* start *
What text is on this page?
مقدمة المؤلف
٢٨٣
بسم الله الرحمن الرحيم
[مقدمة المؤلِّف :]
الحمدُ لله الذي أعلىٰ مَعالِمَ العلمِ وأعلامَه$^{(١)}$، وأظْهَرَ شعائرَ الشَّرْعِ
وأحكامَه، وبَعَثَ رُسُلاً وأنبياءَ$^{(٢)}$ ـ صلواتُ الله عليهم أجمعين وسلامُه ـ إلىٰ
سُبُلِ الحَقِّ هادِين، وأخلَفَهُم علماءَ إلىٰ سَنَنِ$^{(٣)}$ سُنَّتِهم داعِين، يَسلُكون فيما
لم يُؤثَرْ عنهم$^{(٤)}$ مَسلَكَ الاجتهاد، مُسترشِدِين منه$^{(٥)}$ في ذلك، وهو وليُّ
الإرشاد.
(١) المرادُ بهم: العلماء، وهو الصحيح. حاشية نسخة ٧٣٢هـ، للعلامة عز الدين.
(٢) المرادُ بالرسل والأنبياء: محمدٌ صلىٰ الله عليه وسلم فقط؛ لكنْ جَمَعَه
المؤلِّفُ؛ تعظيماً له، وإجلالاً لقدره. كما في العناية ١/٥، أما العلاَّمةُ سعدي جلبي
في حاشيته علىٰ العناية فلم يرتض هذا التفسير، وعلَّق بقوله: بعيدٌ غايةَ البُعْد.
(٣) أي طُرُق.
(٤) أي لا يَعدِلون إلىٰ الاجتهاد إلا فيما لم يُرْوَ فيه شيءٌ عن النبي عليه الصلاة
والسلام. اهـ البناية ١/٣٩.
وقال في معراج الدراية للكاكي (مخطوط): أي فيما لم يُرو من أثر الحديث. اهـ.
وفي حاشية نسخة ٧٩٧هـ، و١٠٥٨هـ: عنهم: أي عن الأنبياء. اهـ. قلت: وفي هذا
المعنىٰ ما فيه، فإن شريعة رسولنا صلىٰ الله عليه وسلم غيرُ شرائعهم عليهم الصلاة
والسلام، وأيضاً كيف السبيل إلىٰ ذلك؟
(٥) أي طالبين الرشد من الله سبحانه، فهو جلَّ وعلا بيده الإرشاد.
* end *
**Exercise directions**:
Search the data above for lines holding "وسلم" and copy each of them.

**Solution**:
(٢) المرادُ بالرسل والأنبياء: محمدٌ صلىٰ الله عليه وسلم فقط؛ لكنْ جَمَعَه
المعنىٰ ما فيه، فإن شريعة رسولنا صلىٰ الله عليه وسلم غيرُ شرائعهم عليهم الصلاة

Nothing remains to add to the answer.